ACTION ITEM:
Scan the material for the word "name", then return every line where it appears.

GIVEN ENTRIES:
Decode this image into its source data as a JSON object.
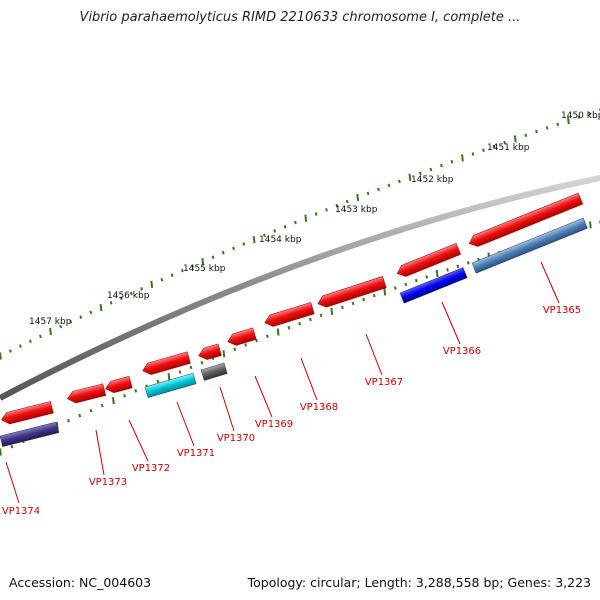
{
  "title": "Vibrio parahaemolyticus RIMD 2210633 chromosome I, complete ...",
  "ruler_ticks": [
    {
      "label": "1450 kbp"
    },
    {
      "label": "1451 kbp"
    },
    {
      "label": "1452 kbp"
    },
    {
      "label": "1453 kbp"
    },
    {
      "label": "1454 kbp"
    },
    {
      "label": "1455 kbp"
    },
    {
      "label": "1456 kbp"
    },
    {
      "label": "1457 kbp"
    }
  ],
  "genes": [
    {
      "label": "VP1365",
      "color": "#4a7db4"
    },
    {
      "label": "VP1366",
      "color": "#0000dd"
    },
    {
      "label": "VP1367",
      "color": "#dd0000"
    },
    {
      "label": "VP1368",
      "color": "#dd0000"
    },
    {
      "label": "VP1369",
      "color": "#dd0000"
    },
    {
      "label": "VP1370",
      "color": "#555555"
    },
    {
      "label": "VP1371",
      "color": "#00b8c8"
    },
    {
      "label": "VP1372",
      "color": "#dd0000"
    },
    {
      "label": "VP1373",
      "color": "#dd0000"
    },
    {
      "label": "VP1374",
      "color": "#3a2f7e"
    }
  ],
  "colors": {
    "backbone": "#8a8a8a",
    "tick": "#2e7d12",
    "label": "#cc0000"
  },
  "footer": {
    "accession": "Accession: NC_004603",
    "summary": "Topology: circular; Length: 3,288,558 bp; Genes: 3,223"
  }
}
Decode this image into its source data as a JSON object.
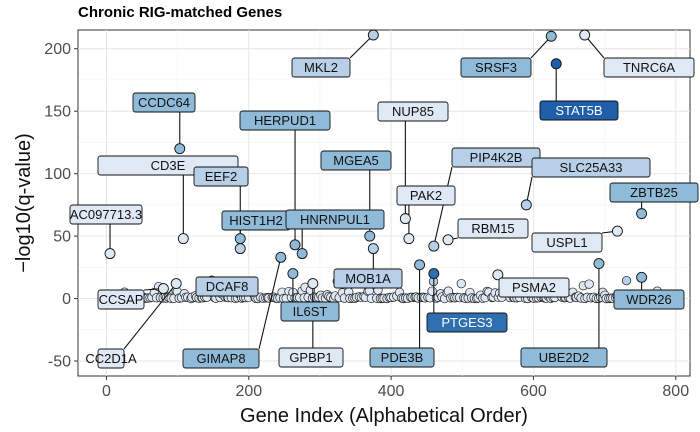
{
  "chart_data": {
    "type": "scatter",
    "title": "Chronic RIG-matched Genes",
    "xlabel": "Gene Index (Alphabetical Order)",
    "ylabel": "−log10(q-value)",
    "xlim": [
      -40,
      820
    ],
    "ylim": [
      -62,
      215
    ],
    "x_ticks": [
      0,
      200,
      400,
      600,
      800
    ],
    "y_ticks": [
      -50,
      0,
      50,
      100,
      150,
      200
    ],
    "grid": true,
    "legend": "none",
    "colors": {
      "very_light": "#dfe9f5",
      "light": "#b7d0e7",
      "medium": "#8fbbd9",
      "dark": "#2f6fb0",
      "darkest": "#1f5ea8"
    },
    "labeled_points": [
      {
        "gene": "AC097713.3",
        "x": 5,
        "y": 36,
        "shade": "very_light"
      },
      {
        "gene": "CD3E",
        "x": 108,
        "y": 48,
        "shade": "very_light"
      },
      {
        "gene": "CCSAP",
        "x": 80,
        "y": 8,
        "shade": "very_light"
      },
      {
        "gene": "CC2D1A",
        "x": 98,
        "y": 12,
        "shade": "very_light"
      },
      {
        "gene": "CCDC64",
        "x": 103,
        "y": 120,
        "shade": "medium"
      },
      {
        "gene": "EEF2",
        "x": 188,
        "y": 40,
        "shade": "light"
      },
      {
        "gene": "DCAF8",
        "x": 190,
        "y": 10,
        "shade": "light"
      },
      {
        "gene": "HIST1H2",
        "x": 188,
        "y": 48,
        "shade": "medium"
      },
      {
        "gene": "GIMAP8",
        "x": 245,
        "y": 33,
        "shade": "medium"
      },
      {
        "gene": "HERPUD1",
        "x": 265,
        "y": 43,
        "shade": "medium"
      },
      {
        "gene": "HNRNPUL1",
        "x": 275,
        "y": 36,
        "shade": "medium"
      },
      {
        "gene": "IL6ST",
        "x": 262,
        "y": 20,
        "shade": "medium"
      },
      {
        "gene": "GPBP1",
        "x": 290,
        "y": 12,
        "shade": "very_light"
      },
      {
        "gene": "MKL2",
        "x": 375,
        "y": 211,
        "shade": "light"
      },
      {
        "gene": "MGEA5",
        "x": 370,
        "y": 50,
        "shade": "medium"
      },
      {
        "gene": "MOB1A",
        "x": 375,
        "y": 40,
        "shade": "light"
      },
      {
        "gene": "NUP85",
        "x": 420,
        "y": 64,
        "shade": "very_light"
      },
      {
        "gene": "PAK2",
        "x": 425,
        "y": 48,
        "shade": "very_light"
      },
      {
        "gene": "PDE3B",
        "x": 440,
        "y": 27,
        "shade": "medium"
      },
      {
        "gene": "PIP4K2B",
        "x": 460,
        "y": 42,
        "shade": "light"
      },
      {
        "gene": "PTGES3",
        "x": 460,
        "y": 20,
        "shade": "dark"
      },
      {
        "gene": "RBM15",
        "x": 480,
        "y": 47,
        "shade": "very_light"
      },
      {
        "gene": "PSMA2",
        "x": 550,
        "y": 19,
        "shade": "very_light"
      },
      {
        "gene": "SRSF3",
        "x": 625,
        "y": 210,
        "shade": "medium"
      },
      {
        "gene": "SLC25A33",
        "x": 590,
        "y": 75,
        "shade": "light"
      },
      {
        "gene": "STAT5B",
        "x": 632,
        "y": 188,
        "shade": "darkest"
      },
      {
        "gene": "TNRC6A",
        "x": 672,
        "y": 211,
        "shade": "very_light"
      },
      {
        "gene": "USPL1",
        "x": 718,
        "y": 54,
        "shade": "very_light"
      },
      {
        "gene": "UBE2D2",
        "x": 692,
        "y": 28,
        "shade": "medium"
      },
      {
        "gene": "ZBTB25",
        "x": 752,
        "y": 68,
        "shade": "medium"
      },
      {
        "gene": "WDR26",
        "x": 752,
        "y": 17,
        "shade": "medium"
      }
    ]
  }
}
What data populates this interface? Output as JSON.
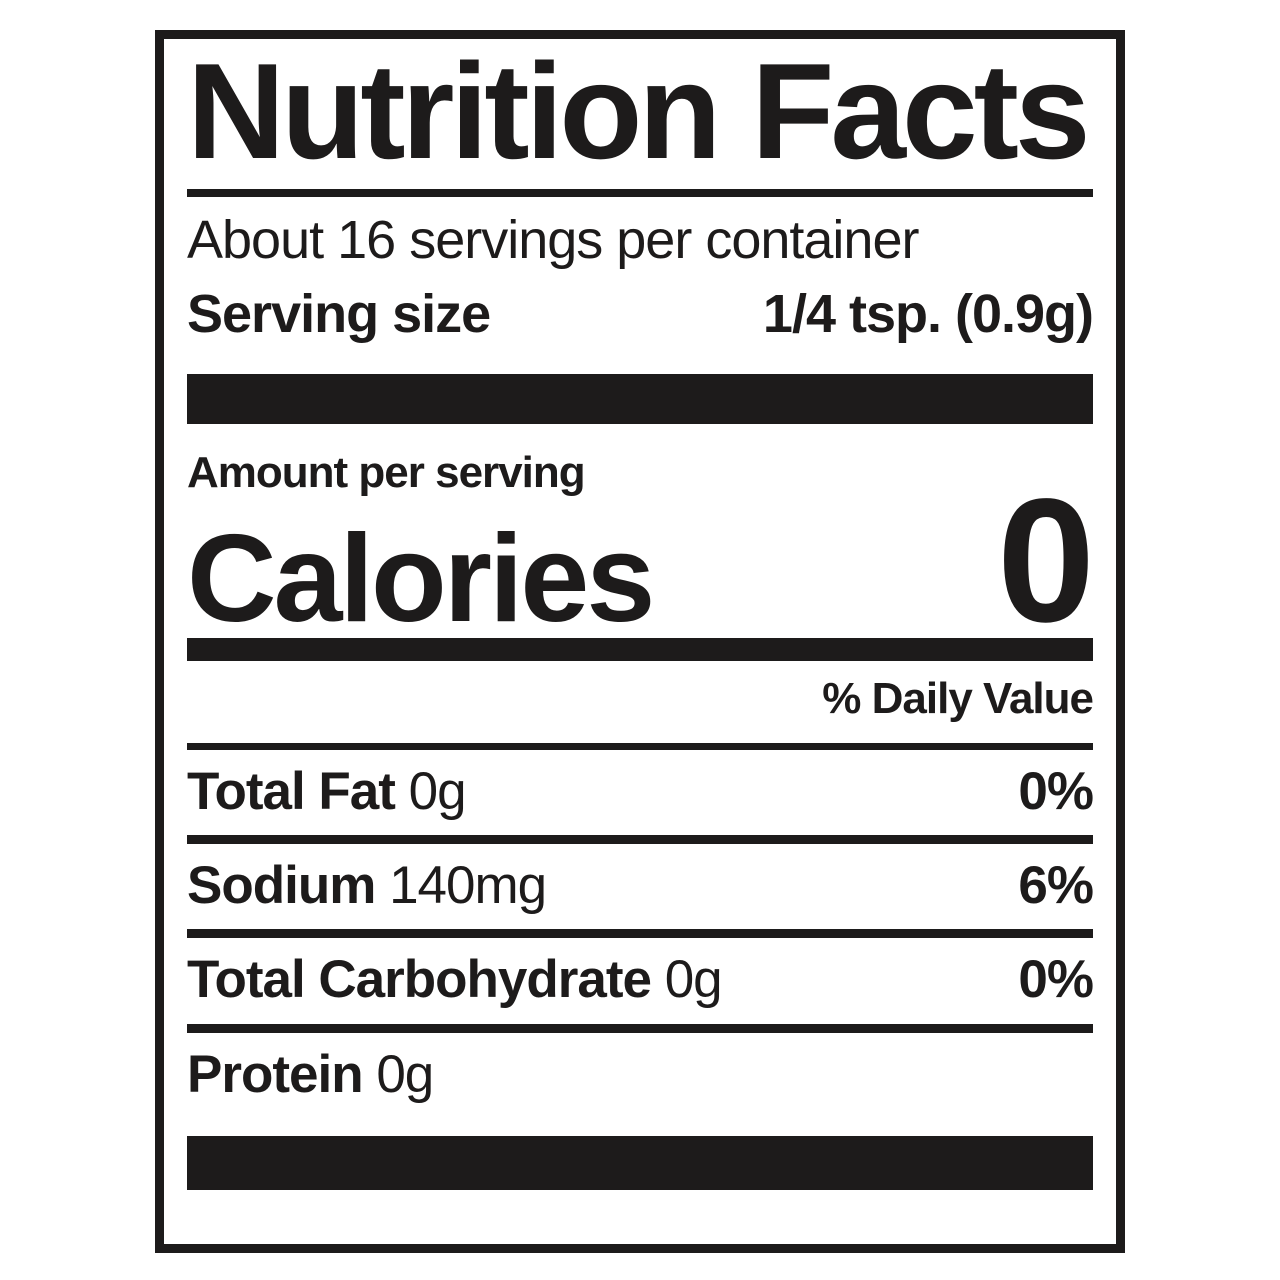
{
  "label": {
    "title": "Nutrition Facts",
    "servings_per_container": "About 16 servings per container",
    "serving_size_label": "Serving size",
    "serving_size_value": "1/4 tsp. (0.9g)",
    "amount_per_serving": "Amount per serving",
    "calories_label": "Calories",
    "calories_value": "0",
    "daily_value_header": "% Daily Value",
    "nutrients": [
      {
        "name": "Total Fat",
        "amount": "0g",
        "dv": "0%"
      },
      {
        "name": "Sodium",
        "amount": "140mg",
        "dv": "6%"
      },
      {
        "name": "Total Carbohydrate",
        "amount": "0g",
        "dv": "0%"
      },
      {
        "name": "Protein",
        "amount": "0g",
        "dv": ""
      }
    ],
    "colors": {
      "ink": "#1d1b1b",
      "background": "#ffffff"
    }
  }
}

OUTPUT:
        "name": "Total Fat",
        "name": "Sodium",
        "name": "Total Carbohydrate",
        "name": "Protein",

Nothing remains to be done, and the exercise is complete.